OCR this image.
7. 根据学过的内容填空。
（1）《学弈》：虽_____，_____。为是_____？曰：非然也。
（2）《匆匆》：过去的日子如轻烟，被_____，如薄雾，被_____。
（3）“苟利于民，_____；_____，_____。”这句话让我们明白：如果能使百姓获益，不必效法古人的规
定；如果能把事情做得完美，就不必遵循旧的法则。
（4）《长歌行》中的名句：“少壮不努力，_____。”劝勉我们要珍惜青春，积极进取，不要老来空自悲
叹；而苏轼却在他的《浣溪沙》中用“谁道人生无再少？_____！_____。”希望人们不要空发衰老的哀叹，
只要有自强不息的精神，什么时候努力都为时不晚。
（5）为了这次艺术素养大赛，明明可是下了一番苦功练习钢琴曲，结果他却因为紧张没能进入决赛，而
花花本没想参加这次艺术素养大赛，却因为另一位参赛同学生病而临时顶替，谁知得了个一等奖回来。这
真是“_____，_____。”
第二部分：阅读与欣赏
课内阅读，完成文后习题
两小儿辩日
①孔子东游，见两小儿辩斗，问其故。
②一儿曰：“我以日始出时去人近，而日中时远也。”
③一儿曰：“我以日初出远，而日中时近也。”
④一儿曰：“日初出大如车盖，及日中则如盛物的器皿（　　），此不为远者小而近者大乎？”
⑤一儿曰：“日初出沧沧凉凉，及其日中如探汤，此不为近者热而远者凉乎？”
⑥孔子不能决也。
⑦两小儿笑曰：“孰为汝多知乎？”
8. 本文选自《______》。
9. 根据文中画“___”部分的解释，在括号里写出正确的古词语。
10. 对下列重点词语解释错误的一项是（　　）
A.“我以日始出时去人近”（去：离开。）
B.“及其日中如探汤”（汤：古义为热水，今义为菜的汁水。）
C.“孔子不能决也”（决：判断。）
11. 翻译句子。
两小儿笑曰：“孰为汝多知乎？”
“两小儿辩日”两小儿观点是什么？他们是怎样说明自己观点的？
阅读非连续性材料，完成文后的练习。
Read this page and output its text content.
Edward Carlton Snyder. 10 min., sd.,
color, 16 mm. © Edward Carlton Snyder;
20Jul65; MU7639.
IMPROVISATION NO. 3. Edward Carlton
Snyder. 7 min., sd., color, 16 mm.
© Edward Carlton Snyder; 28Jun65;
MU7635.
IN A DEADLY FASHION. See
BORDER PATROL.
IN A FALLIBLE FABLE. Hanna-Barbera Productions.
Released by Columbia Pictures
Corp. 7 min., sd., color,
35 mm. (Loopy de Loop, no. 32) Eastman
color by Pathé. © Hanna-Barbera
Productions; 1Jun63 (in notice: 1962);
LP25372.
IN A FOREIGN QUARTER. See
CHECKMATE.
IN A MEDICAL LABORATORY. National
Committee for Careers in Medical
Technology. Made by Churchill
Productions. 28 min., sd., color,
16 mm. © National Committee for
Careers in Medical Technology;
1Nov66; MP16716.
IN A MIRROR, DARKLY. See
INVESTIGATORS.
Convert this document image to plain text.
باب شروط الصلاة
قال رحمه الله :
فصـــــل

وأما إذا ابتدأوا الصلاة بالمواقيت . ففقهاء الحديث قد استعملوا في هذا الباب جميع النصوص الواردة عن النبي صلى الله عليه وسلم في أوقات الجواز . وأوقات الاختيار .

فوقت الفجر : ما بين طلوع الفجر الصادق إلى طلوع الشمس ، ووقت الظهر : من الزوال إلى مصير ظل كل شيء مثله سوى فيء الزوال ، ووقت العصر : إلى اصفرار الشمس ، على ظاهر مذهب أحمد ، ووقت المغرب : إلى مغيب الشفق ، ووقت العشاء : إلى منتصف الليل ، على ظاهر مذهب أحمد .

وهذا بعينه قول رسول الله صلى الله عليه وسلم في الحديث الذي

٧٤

● ● ● ●

▸ Problem to solve: Output the listing above without altering a single character.

▸ Answer for this exercise:
OCR this image.
7. 根据学过的内容填空。
（1）《学弈》：虽_____，_____。为是_____？曰：非然也。
（2）《匆匆》：过去的日子如轻烟，被_____，如薄雾，被_____。
（3）“苟利于民，_____；_____，_____。”这句话让我们明白：如果能使百姓获益，不必效法古人的规
定；如果能把事情做得完美，就不必遵循旧的法则。
（4）《长歌行》中的名句：“少壮不努力，_____。”劝勉我们要珍惜青春，积极进取，不要老来空自悲
叹；而苏轼却在他的《浣溪沙》中用“谁道人生无再少？_____！_____。”希望人们不要空发衰老的哀叹，
只要有自强不息的精神，什么时候努力都为时不晚。
（5）为了这次艺术素养大赛，明明可是下了一番苦功练习钢琴曲，结果他却因为紧张没能进入决赛，而
花花本没想参加这次艺术素养大赛，却因为另一位参赛同学生病而临时顶替，谁知得了个一等奖回来。这
真是“_____，_____。”
第二部分：阅读与欣赏
课内阅读，完成文后习题
两小儿辩日
①孔子东游，见两小儿辩斗，问其故。
②一儿曰：“我以日始出时去人近，而日中时远也。”
③一儿曰：“我以日初出远，而日中时近也。”
④一儿曰：“日初出大如车盖，及日中则如盛物的器皿（　　），此不为远者小而近者大乎？”
⑤一儿曰：“日初出沧沧凉凉，及其日中如探汤，此不为近者热而远者凉乎？”
⑥孔子不能决也。
⑦两小儿笑曰：“孰为汝多知乎？”
8. 本文选自《______》。
9. 根据文中画“___”部分的解释，在括号里写出正确的古词语。
10. 对下列重点词语解释错误的一项是（　　）
A.“我以日始出时去人近”（去：离开。）
B.“及其日中如探汤”（汤：古义为热水，今义为菜的汁水。）
C.“孔子不能决也”（决：判断。）
11. 翻译句子。
两小儿笑曰：“孰为汝多知乎？”
“两小儿辩日”两小儿观点是什么？他们是怎样说明自己观点的？
阅读非连续性材料，完成文后的练习。
Read this page and output its text content.
Edward Carlton Snyder. 10 min., sd.,
color, 16 mm. © Edward Carlton Snyder;
20Jul65; MU7639.
IMPROVISATION NO. 3. Edward Carlton
Snyder. 7 min., sd., color, 16 mm.
© Edward Carlton Snyder; 28Jun65;
MU7635.
IN A DEADLY FASHION. See
BORDER PATROL.
IN A FALLIBLE FABLE. Hanna-Barbera Productions.
Released by Columbia Pictures
Corp. 7 min., sd., color,
35 mm. (Loopy de Loop, no. 32) Eastman
color by Pathé. © Hanna-Barbera
Productions; 1Jun63 (in notice: 1962);
LP25372.
IN A FOREIGN QUARTER. See
CHECKMATE.
IN A MEDICAL LABORATORY. National
Committee for Careers in Medical
Technology. Made by Churchill
Productions. 28 min., sd., color,
16 mm. © National Committee for
Careers in Medical Technology;
1Nov66; MP16716.
IN A MIRROR, DARKLY. See
INVESTIGATORS.
Convert this document image to plain text.
باب شروط الصلاة
قال رحمه الله :
فصـــــل

وأما إذا ابتدأوا الصلاة بالمواقيت . ففقهاء الحديث قد استعملوا في هذا الباب جميع النصوص الواردة عن النبي صلى الله عليه وسلم في أوقات الجواز . وأوقات الاختيار .

فوقت الفجر : ما بين طلوع الفجر الصادق إلى طلوع الشمس ، ووقت الظهر : من الزوال إلى مصير ظل كل شيء مثله سوى فيء الزوال ، ووقت العصر : إلى اصفرار الشمس ، على ظاهر مذهب أحمد ، ووقت المغرب : إلى مغيب الشفق ، ووقت العشاء : إلى منتصف الليل ، على ظاهر مذهب أحمد .

وهذا بعينه قول رسول الله صلى الله عليه وسلم في الحديث الذي

٧٤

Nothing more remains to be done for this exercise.